# Task to complete
Check every line below for the word "title" and copy the ones that have it.

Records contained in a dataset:
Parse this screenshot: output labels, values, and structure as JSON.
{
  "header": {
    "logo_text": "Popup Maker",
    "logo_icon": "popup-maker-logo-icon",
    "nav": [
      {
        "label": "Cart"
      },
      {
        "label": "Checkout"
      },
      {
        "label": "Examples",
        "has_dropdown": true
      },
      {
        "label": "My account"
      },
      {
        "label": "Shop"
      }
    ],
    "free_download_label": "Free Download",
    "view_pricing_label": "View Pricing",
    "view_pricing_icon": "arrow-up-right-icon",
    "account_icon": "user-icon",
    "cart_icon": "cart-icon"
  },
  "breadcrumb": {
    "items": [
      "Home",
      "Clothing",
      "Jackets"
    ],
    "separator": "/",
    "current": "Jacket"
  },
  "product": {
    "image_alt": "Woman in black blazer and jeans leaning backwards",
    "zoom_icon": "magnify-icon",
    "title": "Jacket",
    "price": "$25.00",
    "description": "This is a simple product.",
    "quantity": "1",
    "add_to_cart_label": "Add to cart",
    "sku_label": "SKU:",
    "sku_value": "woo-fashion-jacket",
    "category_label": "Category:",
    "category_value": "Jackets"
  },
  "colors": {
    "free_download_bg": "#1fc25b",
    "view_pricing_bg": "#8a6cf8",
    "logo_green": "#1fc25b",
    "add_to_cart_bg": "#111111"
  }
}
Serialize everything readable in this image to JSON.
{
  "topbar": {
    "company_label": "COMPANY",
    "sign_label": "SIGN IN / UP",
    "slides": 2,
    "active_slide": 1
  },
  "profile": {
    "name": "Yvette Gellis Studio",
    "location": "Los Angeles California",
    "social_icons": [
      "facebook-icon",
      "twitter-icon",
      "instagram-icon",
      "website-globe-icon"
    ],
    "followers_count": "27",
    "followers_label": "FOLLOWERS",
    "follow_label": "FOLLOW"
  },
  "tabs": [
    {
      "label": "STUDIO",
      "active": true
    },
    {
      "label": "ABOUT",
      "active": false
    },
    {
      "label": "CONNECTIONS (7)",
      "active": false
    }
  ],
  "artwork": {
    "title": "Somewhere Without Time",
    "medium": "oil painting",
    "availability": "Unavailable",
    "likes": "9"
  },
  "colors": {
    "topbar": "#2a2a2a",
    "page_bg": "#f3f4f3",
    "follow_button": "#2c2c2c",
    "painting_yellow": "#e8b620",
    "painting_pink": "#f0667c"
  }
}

# Answer
    "title": "Jacket",
    "title": "Somewhere Without Time",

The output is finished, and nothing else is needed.